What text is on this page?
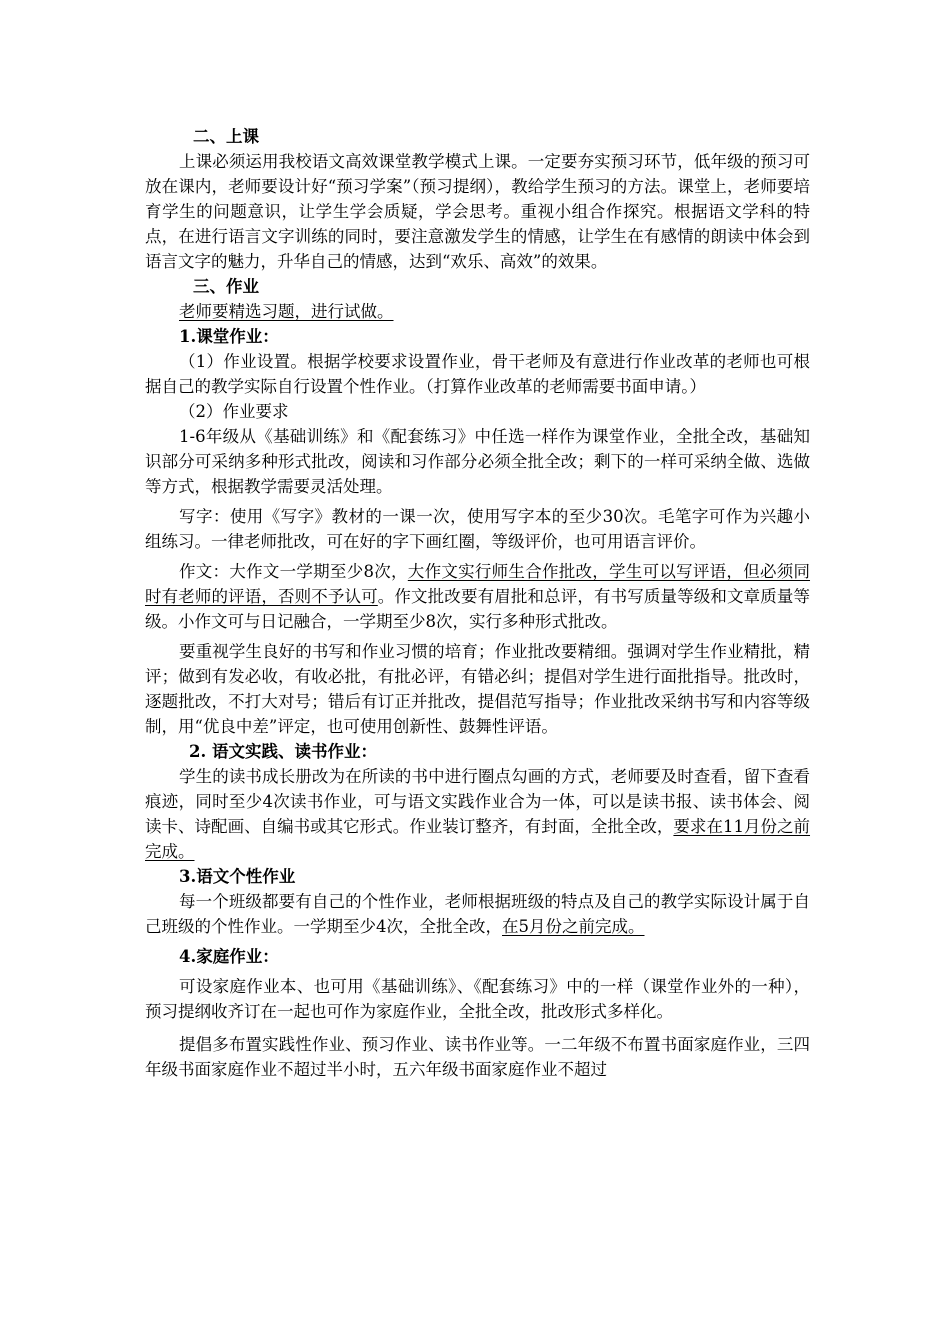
二、上课

上课必须运用我校语文高效课堂教学模式上课。一定要夯实预习环节，低年级的预习可放在课内，老师要设计好“预习学案”（预习提纲），教给学生预习的方法。课堂上，老师要培育学生的问题意识，让学生学会质疑，学会思考。重视小组合作探究。根据语文学科的特点，在进行语言文字训练的同时，要注意激发学生的情感，让学生在有感情的朗读中体会到语言文字的魅力，升华自己的情感，达到“欢乐、高效”的效果。

三、作业

老师要精选习题，进行试做。

1.课堂作业：

（1）作业设置。根据学校要求设置作业，骨干老师及有意进行作业改革的老师也可根据自己的教学实际自行设置个性作业。（打算作业改革的老师需要书面申请。）

（2）作业要求

1-6年级从《基础训练》和《配套练习》中任选一样作为课堂作业，全批全改，基础知识部分可采纳多种形式批改，阅读和习作部分必须全批全改；剩下的一样可采纳全做、选做等方式，根据教学需要灵活处理。

写字：使用《写字》教材的一课一次，使用写字本的至少30次。毛笔字可作为兴趣小组练习。一律老师批改，可在好的字下画红圈，等级评价，也可用语言评价。

作文：大作文一学期至少8次，大作文实行师生合作批改，学生可以写评语，但必须同时有老师的评语，否则不予认可。作文批改要有眉批和总评，有书写质量等级和文章质量等级。小作文可与日记融合，一学期至少8次，实行多种形式批改。

要重视学生良好的书写和作业习惯的培育；作业批改要精细。强调对学生作业精批，精评；做到有发必收，有收必批，有批必评，有错必纠；提倡对学生进行面批指导。批改时，逐题批改，不打大对号；错后有订正并批改，提倡范写指导；作业批改采纳书写和内容等级制，用“优良中差”评定，也可使用创新性、鼓舞性评语。

2. 语文实践、读书作业：

学生的读书成长册改为在所读的书中进行圈点勾画的方式，老师要及时查看，留下查看痕迹，同时至少4次读书作业，可与语文实践作业合为一体，可以是读书报、读书体会、阅读卡、诗配画、自编书或其它形式。作业装订整齐，有封面，全批全改，要求在11月份之前完成。

3.语文个性作业

每一个班级都要有自己的个性作业，老师根据班级的特点及自己的教学实际设计属于自己班级的个性作业。一学期至少4次，全批全改，在5月份之前完成。

4.家庭作业：

可设家庭作业本、也可用《基础训练》、《配套练习》中的一样（课堂作业外的一种），预习提纲收齐订在一起也可作为家庭作业，全批全改，批改形式多样化。

提倡多布置实践性作业、预习作业、读书作业等。一二年级不布置书面家庭作业，三四年级书面家庭作业不超过半小时，五六年级书面家庭作业不超过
==============================
What is the number of lines that hold the string "全批全改"? Give it alone.

4